*TASK BRIEF*:
Without the pictures, set down the records below word for word.

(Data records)
● ● ● ● ● ● ●

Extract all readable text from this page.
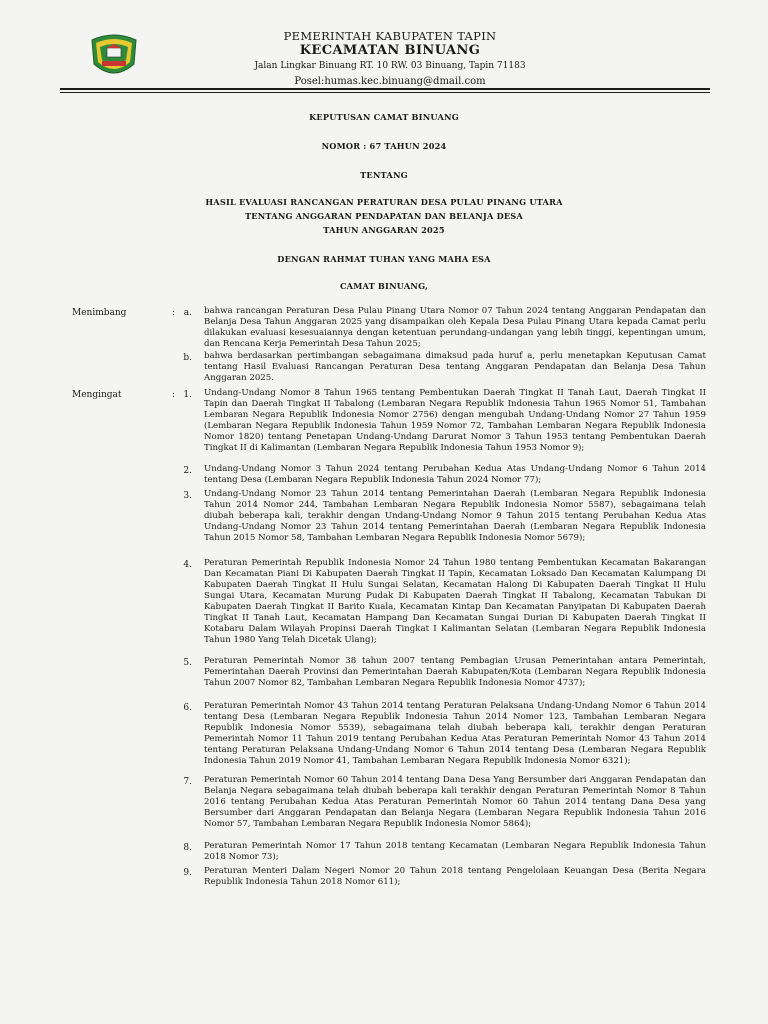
PEMERINTAH KABUPATEN TAPIN
KECAMATAN BINUANG
Jalan Lingkar Binuang RT. 10 RW. 03 Binuang, Tapin 71183
Posel:humas.kec.binuang@dmail.com
KEPUTUSAN CAMAT BINUANG
NOMOR : 67 TAHUN 2024
TENTANG
HASIL EVALUASI RANCANGAN PERATURAN DESA PULAU PINANG UTARA
TENTANG ANGGARAN PENDAPATAN DAN BELANJA DESA
TAHUN ANGGARAN 2025
DENGAN RAHMAT TUHAN YANG MAHA ESA
CAMAT BINUANG,
Menimbang	: a. bahwa rancangan Peraturan Desa Pulau Pinang Utara Nomor 07 Tahun 2024 tentang Anggaran Pendapatan dan Belanja Desa Tahun Anggaran 2025 yang disampaikan oleh Kepala Desa Pulau Pinang Utara kepada Camat perlu dilakukan evaluasi kesesuaiannya dengan ketentuan perundang-undangan yang lebih tinggi, kepentingan umum, dan Rencana Kerja Pemerintah Desa Tahun 2025;
b. bahwa berdasarkan pertimbangan sebagaimana dimaksud pada huruf a, perlu menetapkan Keputusan Camat tentang Hasil Evaluasi Rancangan Peraturan Desa tentang Anggaran Pendapatan dan Belanja Desa Tahun Anggaran 2025.
Mengingat	: 1. Undang-Undang Nomor 8 Tahun 1965 tentang Pembentukan Daerah Tingkat II Tanah Laut, Daerah Tingkat II Tapin dan Daerah Tingkat II Tabalong (Lembaran Negara Republik Indonesia Tahun 1965 Nomor 51, Tambahan Lembaran Negara Republik Indonesia Nomor 2756) dengan mengubah Undang-Undang Nomor 27 Tahun 1959 (Lembaran Negara Republik Indonesia Tahun 1959 Nomor 72, Tambahan Lembaran Negara Republik Indonesia Nomor 1820) tentang Penetapan Undang-Undang Darurat Nomor 3 Tahun 1953 tentang Pembentukan Daerah Tingkat II di Kalimantan (Lembaran Negara Republik Indonesia Tahun 1953 Nomor 9);
2. Undang-Undang Nomor 3 Tahun 2024 tentang Perubahan Kedua Atas Undang-Undang Nomor 6 Tahun 2014 tentang Desa (Lembaran Negara Republik Indonesia Tahun 2024 Nomor 77);
3. Undang-Undang Nomor 23 Tahun 2014 tentang Pemerintahan Daerah (Lembaran Negara Republik Indonesia Tahun 2014 Nomor 244, Tambahan Lembaran Negara Republik Indonesia Nomor 5587), sebagaimana telah diubah beberapa kali, terakhir dengan Undang-Undang Nomor 9 Tahun 2015 tentang Perubahan Kedua Atas Undang-Undang Nomor 23 Tahun 2014 tentang Pemerintahan Daerah (Lembaran Negara Republik Indonesia Tahun 2015 Nomor 58, Tambahan Lembaran Negara Republik Indonesia Nomor 5679);
4. Peraturan Pemerintah Republik Indonesia Nomor 24 Tahun 1980 tentang Pembentukan Kecamatan Bakarangan Dan Kecamatan Piani Di Kabupaten Daerah Tingkat II Tapin, Kecamatan Loksado Dan Kecamatan Kalumpang Di Kabupaten Daerah Tingkat II Hulu Sungai Selatan, Kecamatan Halong Di Kabupaten Daerah Tingkat II Hulu Sungai Utara, Kecamatan Murung Pudak Di Kabupaten Daerah Tingkat II Tabalong, Kecamatan Tabukan Di Kabupaten Daerah Tingkat II Barito Kuala, Kecamatan Kintap Dan Kecamatan Panyipatan Di Kabupaten Daerah Tingkat II Tanah Laut, Kecamatan Hampang Dan Kecamatan Sungai Durian Di Kabupaten Daerah Tingkat II Kotabaru Dalam Wilayah Propinsi Daerah Tingkat I Kalimantan Selatan (Lembaran Negara Republik Indonesia Tahun 1980 Yang Telah Dicetak Ulang);
5. Peraturan Pemerintah Nomor 38 tahun 2007 tentang Pembagian Urusan Pemerintahan antara Pemerintah, Pemerintahan Daerah Provinsi dan Pemerintahan Daerah Kabupaten/Kota (Lembaran Negara Republik Indonesia Tahun 2007 Nomor 82, Tambahan Lembaran Negara Republik Indonesia Nomor 4737);
6. Peraturan Pemerintah Nomor 43 Tahun 2014 tentang Peraturan Pelaksana Undang-Undang Nomor 6 Tahun 2014 tentang Desa (Lembaran Negara Republik Indonesia Tahun 2014 Nomor 123, Tambahan Lembaran Negara Republik Indonesia Nomor 5539), sebagaimana telah diubah beberapa kali, terakhir dengan Peraturan Pemerintah Nomor 11 Tahun 2019 tentang Perubahan Kedua Atas Peraturan Pemerintah Nomor 43 Tahun 2014 tentang Peraturan Pelaksana Undang-Undang Nomor 6 Tahun 2014 tentang Desa (Lembaran Negara Republik Indonesia Tahun 2019 Nomor 41, Tambahan Lembaran Negara Republik Indonesia Nomor 6321);
7. Peraturan Pemerintah Nomor 60 Tahun 2014 tentang Dana Desa Yang Bersumber dari Anggaran Pendapatan dan Belanja Negara sebagaimana telah diubah beberapa kali terakhir dengan Peraturan Pemerintah Nomor 8 Tahun 2016 tentang Perubahan Kedua Atas Peraturan Pemerintah Nomor 60 Tahun 2014 tentang Dana Desa yang Bersumber dari Anggaran Pendapatan dan Belanja Negara (Lembaran Negara Republik Indonesia Tahun 2016 Nomor 57, Tambahan Lembaran Negara Republik Indonesia Nomor 5864);
8. Peraturan Pemerintah Nomor 17 Tahun 2018 tentang Kecamatan (Lembaran Negara Republik Indonesia Tahun 2018 Nomor 73);
9. Peraturan Menteri Dalam Negeri Nomor 20 Tahun 2018 tentang Pengelolaan Keuangan Desa (Berita Negara Republik Indonesia Tahun 2018 Nomor 611);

● ● ● ● ● ● ●

*RESULT OF THIS EXERCISE*:
Extract all readable text from this page.
PEMERINTAH KABUPATEN TAPIN
KECAMATAN BINUANG
Jalan Lingkar Binuang RT. 10 RW. 03 Binuang, Tapin 71183
Posel:humas.kec.binuang@dmail.com
KEPUTUSAN CAMAT BINUANG
NOMOR : 67 TAHUN 2024
TENTANG
HASIL EVALUASI RANCANGAN PERATURAN DESA PULAU PINANG UTARA
TENTANG ANGGARAN PENDAPATAN DAN BELANJA DESA
TAHUN ANGGARAN 2025
DENGAN RAHMAT TUHAN YANG MAHA ESA
CAMAT BINUANG,
Menimbang	: a. bahwa rancangan Peraturan Desa Pulau Pinang Utara Nomor 07 Tahun 2024 tentang Anggaran Pendapatan dan Belanja Desa Tahun Anggaran 2025 yang disampaikan oleh Kepala Desa Pulau Pinang Utara kepada Camat perlu dilakukan evaluasi kesesuaiannya dengan ketentuan perundang-undangan yang lebih tinggi, kepentingan umum, dan Rencana Kerja Pemerintah Desa Tahun 2025;
b. bahwa berdasarkan pertimbangan sebagaimana dimaksud pada huruf a, perlu menetapkan Keputusan Camat tentang Hasil Evaluasi Rancangan Peraturan Desa tentang Anggaran Pendapatan dan Belanja Desa Tahun Anggaran 2025.
Mengingat	: 1. Undang-Undang Nomor 8 Tahun 1965 tentang Pembentukan Daerah Tingkat II Tanah Laut, Daerah Tingkat II Tapin dan Daerah Tingkat II Tabalong (Lembaran Negara Republik Indonesia Tahun 1965 Nomor 51, Tambahan Lembaran Negara Republik Indonesia Nomor 2756) dengan mengubah Undang-Undang Nomor 27 Tahun 1959 (Lembaran Negara Republik Indonesia Tahun 1959 Nomor 72, Tambahan Lembaran Negara Republik Indonesia Nomor 1820) tentang Penetapan Undang-Undang Darurat Nomor 3 Tahun 1953 tentang Pembentukan Daerah Tingkat II di Kalimantan (Lembaran Negara Republik Indonesia Tahun 1953 Nomor 9);
2. Undang-Undang Nomor 3 Tahun 2024 tentang Perubahan Kedua Atas Undang-Undang Nomor 6 Tahun 2014 tentang Desa (Lembaran Negara Republik Indonesia Tahun 2024 Nomor 77);
3. Undang-Undang Nomor 23 Tahun 2014 tentang Pemerintahan Daerah (Lembaran Negara Republik Indonesia Tahun 2014 Nomor 244, Tambahan Lembaran Negara Republik Indonesia Nomor 5587), sebagaimana telah diubah beberapa kali, terakhir dengan Undang-Undang Nomor 9 Tahun 2015 tentang Perubahan Kedua Atas Undang-Undang Nomor 23 Tahun 2014 tentang Pemerintahan Daerah (Lembaran Negara Republik Indonesia Tahun 2015 Nomor 58, Tambahan Lembaran Negara Republik Indonesia Nomor 5679);
4. Peraturan Pemerintah Republik Indonesia Nomor 24 Tahun 1980 tentang Pembentukan Kecamatan Bakarangan Dan Kecamatan Piani Di Kabupaten Daerah Tingkat II Tapin, Kecamatan Loksado Dan Kecamatan Kalumpang Di Kabupaten Daerah Tingkat II Hulu Sungai Selatan, Kecamatan Halong Di Kabupaten Daerah Tingkat II Hulu Sungai Utara, Kecamatan Murung Pudak Di Kabupaten Daerah Tingkat II Tabalong, Kecamatan Tabukan Di Kabupaten Daerah Tingkat II Barito Kuala, Kecamatan Kintap Dan Kecamatan Panyipatan Di Kabupaten Daerah Tingkat II Tanah Laut, Kecamatan Hampang Dan Kecamatan Sungai Durian Di Kabupaten Daerah Tingkat II Kotabaru Dalam Wilayah Propinsi Daerah Tingkat I Kalimantan Selatan (Lembaran Negara Republik Indonesia Tahun 1980 Yang Telah Dicetak Ulang);
5. Peraturan Pemerintah Nomor 38 tahun 2007 tentang Pembagian Urusan Pemerintahan antara Pemerintah, Pemerintahan Daerah Provinsi dan Pemerintahan Daerah Kabupaten/Kota (Lembaran Negara Republik Indonesia Tahun 2007 Nomor 82, Tambahan Lembaran Negara Republik Indonesia Nomor 4737);
6. Peraturan Pemerintah Nomor 43 Tahun 2014 tentang Peraturan Pelaksana Undang-Undang Nomor 6 Tahun 2014 tentang Desa (Lembaran Negara Republik Indonesia Tahun 2014 Nomor 123, Tambahan Lembaran Negara Republik Indonesia Nomor 5539), sebagaimana telah diubah beberapa kali, terakhir dengan Peraturan Pemerintah Nomor 11 Tahun 2019 tentang Perubahan Kedua Atas Peraturan Pemerintah Nomor 43 Tahun 2014 tentang Peraturan Pelaksana Undang-Undang Nomor 6 Tahun 2014 tentang Desa (Lembaran Negara Republik Indonesia Tahun 2019 Nomor 41, Tambahan Lembaran Negara Republik Indonesia Nomor 6321);
7. Peraturan Pemerintah Nomor 60 Tahun 2014 tentang Dana Desa Yang Bersumber dari Anggaran Pendapatan dan Belanja Negara sebagaimana telah diubah beberapa kali terakhir dengan Peraturan Pemerintah Nomor 8 Tahun 2016 tentang Perubahan Kedua Atas Peraturan Pemerintah Nomor 60 Tahun 2014 tentang Dana Desa yang Bersumber dari Anggaran Pendapatan dan Belanja Negara (Lembaran Negara Republik Indonesia Tahun 2016 Nomor 57, Tambahan Lembaran Negara Republik Indonesia Nomor 5864);
8. Peraturan Pemerintah Nomor 17 Tahun 2018 tentang Kecamatan (Lembaran Negara Republik Indonesia Tahun 2018 Nomor 73);
9. Peraturan Menteri Dalam Negeri Nomor 20 Tahun 2018 tentang Pengelolaan Keuangan Desa (Berita Negara Republik Indonesia Tahun 2018 Nomor 611);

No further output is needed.